_The task:_ Go through the entries below and collect each line with the string "title" in it.

[Dataset records]
════
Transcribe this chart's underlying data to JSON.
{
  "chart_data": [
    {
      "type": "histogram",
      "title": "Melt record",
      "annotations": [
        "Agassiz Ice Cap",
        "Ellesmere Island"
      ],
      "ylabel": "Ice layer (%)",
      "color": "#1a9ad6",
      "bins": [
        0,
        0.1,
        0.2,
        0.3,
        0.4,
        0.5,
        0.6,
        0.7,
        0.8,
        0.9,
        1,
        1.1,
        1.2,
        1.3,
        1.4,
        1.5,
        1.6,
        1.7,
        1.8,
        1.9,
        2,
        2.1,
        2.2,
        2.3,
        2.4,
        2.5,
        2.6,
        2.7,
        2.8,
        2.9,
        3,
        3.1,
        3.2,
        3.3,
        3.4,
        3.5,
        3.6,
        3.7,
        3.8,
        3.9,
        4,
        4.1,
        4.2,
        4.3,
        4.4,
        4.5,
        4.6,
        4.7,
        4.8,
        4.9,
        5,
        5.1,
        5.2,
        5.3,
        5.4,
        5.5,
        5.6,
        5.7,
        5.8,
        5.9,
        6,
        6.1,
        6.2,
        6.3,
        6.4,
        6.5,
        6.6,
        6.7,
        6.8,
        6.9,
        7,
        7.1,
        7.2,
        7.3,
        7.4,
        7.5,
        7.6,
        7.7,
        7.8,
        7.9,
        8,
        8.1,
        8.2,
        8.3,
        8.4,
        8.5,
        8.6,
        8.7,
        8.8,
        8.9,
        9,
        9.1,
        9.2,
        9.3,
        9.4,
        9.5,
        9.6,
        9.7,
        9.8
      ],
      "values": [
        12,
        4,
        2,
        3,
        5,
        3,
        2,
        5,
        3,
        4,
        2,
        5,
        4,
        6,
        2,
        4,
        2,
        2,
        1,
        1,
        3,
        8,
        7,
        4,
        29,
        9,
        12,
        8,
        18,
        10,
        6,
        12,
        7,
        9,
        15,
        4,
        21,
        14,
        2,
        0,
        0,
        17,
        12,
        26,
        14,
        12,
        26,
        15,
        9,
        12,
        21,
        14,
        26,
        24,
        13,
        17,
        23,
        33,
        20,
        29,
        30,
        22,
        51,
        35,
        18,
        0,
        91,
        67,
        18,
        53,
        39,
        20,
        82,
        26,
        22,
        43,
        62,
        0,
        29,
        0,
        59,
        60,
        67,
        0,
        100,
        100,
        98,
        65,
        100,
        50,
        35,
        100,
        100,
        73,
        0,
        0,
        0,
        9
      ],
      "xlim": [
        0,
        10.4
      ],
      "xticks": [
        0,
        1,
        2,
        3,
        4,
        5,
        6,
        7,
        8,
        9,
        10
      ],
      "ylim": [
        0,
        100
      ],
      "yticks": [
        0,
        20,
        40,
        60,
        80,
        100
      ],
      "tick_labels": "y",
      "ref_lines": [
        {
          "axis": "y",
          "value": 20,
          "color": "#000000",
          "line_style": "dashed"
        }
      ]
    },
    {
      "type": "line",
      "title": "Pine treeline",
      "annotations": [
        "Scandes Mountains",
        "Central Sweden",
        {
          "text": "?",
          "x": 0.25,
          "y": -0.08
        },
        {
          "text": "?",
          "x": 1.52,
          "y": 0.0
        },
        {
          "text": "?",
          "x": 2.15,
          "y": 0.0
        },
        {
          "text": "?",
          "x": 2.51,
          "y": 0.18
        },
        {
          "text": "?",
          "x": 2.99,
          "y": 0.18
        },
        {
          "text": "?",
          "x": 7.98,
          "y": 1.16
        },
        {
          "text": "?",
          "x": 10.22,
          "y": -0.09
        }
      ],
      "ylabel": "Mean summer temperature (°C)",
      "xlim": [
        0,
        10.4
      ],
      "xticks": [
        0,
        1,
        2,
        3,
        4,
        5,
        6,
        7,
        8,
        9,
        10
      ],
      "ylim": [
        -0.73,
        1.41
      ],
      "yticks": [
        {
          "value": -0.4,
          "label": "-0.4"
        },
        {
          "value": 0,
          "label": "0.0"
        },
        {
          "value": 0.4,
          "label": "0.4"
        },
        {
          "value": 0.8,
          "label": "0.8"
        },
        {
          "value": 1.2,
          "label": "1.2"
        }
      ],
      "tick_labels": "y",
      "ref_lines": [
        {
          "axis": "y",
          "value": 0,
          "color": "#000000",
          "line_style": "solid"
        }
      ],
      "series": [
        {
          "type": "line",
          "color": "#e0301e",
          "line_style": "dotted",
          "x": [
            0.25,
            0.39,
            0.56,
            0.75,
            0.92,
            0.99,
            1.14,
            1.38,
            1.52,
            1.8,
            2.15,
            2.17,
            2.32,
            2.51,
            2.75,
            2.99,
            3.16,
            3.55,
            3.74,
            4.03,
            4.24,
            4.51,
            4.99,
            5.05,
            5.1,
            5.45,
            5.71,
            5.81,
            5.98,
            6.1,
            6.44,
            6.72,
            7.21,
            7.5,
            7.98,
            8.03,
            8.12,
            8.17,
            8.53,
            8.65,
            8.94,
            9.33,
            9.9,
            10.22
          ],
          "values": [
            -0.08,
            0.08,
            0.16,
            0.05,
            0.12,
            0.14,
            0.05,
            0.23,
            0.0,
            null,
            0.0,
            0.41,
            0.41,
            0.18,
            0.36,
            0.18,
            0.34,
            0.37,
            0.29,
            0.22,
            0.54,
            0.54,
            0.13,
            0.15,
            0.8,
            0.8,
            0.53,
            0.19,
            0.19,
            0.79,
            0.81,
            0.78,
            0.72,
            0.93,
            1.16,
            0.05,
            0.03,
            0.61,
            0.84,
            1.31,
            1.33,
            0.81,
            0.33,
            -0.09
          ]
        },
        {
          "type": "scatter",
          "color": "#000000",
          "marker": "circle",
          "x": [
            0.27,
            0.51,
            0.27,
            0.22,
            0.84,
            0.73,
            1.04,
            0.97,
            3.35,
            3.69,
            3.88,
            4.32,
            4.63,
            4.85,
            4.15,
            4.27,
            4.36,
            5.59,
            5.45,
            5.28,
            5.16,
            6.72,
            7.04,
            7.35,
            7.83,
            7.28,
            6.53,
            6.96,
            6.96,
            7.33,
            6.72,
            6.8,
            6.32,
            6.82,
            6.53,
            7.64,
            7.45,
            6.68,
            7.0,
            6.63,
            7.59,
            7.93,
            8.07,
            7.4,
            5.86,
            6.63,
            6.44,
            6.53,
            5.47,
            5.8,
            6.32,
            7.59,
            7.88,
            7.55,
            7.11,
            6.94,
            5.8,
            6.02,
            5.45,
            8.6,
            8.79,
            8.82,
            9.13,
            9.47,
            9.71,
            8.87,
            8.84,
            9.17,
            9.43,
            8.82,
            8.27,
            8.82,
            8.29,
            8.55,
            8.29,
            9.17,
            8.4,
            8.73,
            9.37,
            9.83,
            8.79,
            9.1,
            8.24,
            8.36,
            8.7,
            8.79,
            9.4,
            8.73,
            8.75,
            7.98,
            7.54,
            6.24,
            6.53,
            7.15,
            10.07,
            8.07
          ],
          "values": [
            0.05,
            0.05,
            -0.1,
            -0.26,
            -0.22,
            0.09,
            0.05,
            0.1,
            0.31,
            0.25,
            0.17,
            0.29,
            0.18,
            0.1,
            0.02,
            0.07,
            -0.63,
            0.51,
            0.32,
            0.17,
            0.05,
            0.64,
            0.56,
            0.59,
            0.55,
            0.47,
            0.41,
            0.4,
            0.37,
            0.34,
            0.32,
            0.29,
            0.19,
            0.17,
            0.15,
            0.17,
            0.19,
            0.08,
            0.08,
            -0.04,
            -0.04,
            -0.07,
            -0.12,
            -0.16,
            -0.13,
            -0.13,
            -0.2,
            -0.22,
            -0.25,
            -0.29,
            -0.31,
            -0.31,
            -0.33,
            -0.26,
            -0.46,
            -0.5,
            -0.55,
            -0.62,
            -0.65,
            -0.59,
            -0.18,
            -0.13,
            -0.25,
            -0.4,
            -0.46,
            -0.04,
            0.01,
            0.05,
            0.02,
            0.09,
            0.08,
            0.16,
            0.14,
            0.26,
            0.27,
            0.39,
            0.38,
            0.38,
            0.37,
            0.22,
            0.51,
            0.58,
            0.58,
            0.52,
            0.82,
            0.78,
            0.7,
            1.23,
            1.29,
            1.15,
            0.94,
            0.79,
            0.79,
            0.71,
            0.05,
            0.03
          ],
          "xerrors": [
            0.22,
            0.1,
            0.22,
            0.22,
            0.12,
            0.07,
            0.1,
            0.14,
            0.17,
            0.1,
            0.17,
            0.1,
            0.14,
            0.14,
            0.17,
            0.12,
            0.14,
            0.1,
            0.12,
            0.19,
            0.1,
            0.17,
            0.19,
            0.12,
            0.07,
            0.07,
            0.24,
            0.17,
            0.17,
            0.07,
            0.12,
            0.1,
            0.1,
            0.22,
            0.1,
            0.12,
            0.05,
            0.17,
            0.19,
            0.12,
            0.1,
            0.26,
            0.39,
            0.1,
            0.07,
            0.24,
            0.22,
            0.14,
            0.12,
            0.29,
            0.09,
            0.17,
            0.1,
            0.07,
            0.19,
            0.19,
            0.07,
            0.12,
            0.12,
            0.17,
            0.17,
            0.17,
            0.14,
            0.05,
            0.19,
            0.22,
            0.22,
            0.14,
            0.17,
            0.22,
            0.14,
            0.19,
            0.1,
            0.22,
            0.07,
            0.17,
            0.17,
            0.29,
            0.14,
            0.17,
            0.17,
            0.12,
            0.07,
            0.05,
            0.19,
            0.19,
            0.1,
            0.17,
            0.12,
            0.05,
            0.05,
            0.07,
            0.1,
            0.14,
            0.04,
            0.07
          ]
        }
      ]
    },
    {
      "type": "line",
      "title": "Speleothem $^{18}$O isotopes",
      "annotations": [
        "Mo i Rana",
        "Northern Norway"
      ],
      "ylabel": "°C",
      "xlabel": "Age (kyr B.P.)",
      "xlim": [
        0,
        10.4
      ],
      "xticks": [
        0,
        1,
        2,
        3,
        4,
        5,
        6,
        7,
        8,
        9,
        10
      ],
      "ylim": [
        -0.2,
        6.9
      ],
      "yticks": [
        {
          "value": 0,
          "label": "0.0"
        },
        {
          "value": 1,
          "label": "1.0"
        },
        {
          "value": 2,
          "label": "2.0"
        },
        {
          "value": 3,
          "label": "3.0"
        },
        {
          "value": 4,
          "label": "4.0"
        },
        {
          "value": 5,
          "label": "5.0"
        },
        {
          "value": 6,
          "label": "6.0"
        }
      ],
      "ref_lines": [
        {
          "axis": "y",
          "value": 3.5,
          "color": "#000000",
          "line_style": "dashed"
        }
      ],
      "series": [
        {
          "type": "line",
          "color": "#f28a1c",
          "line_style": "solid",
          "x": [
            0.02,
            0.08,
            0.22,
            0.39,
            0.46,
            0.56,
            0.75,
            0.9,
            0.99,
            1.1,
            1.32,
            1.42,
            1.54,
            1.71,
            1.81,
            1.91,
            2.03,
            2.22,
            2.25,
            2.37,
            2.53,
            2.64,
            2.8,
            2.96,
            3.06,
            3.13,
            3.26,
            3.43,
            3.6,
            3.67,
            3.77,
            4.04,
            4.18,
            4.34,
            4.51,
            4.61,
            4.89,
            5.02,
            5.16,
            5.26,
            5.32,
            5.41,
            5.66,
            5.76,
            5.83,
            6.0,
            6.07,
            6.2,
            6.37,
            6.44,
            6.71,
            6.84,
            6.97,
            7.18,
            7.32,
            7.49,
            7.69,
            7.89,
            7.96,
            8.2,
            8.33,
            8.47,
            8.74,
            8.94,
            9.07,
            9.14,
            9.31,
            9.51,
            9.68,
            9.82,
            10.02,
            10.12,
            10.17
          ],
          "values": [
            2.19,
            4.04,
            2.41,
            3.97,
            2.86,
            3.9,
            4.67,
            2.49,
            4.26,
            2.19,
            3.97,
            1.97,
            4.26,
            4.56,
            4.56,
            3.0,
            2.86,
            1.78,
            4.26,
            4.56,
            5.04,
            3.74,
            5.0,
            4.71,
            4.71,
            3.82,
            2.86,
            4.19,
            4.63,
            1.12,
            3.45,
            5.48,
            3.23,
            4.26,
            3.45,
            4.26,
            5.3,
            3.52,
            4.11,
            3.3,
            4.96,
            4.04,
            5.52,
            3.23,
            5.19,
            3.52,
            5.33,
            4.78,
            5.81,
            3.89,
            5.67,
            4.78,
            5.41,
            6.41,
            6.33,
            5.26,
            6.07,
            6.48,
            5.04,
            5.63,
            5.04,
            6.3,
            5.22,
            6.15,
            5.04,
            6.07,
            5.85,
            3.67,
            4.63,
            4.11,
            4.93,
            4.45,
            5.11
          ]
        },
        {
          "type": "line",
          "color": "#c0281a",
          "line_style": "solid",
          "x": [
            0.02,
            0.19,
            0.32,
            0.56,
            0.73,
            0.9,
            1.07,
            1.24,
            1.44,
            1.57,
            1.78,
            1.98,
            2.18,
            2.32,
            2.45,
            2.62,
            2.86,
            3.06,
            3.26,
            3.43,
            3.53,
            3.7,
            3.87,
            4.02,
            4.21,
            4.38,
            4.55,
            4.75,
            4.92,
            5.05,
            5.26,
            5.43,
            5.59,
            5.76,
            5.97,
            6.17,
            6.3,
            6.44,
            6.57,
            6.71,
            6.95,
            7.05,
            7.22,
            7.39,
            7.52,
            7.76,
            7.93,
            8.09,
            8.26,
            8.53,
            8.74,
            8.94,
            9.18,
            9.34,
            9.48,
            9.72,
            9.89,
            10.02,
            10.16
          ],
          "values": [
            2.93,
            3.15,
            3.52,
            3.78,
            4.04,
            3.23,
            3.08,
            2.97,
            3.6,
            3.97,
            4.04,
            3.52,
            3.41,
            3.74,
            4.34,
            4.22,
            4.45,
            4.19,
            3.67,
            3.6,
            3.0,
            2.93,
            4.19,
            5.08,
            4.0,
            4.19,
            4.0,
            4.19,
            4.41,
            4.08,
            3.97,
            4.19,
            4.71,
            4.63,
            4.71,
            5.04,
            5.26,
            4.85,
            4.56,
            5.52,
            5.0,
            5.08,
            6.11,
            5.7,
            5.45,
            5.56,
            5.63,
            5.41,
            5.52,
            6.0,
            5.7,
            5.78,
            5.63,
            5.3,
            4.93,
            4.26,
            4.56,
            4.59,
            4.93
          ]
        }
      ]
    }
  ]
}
════
_Response:_
      "title": "Melt record",
      "title": "Pine treeline",
      "title": "Speleothem $^{18}$O isotopes",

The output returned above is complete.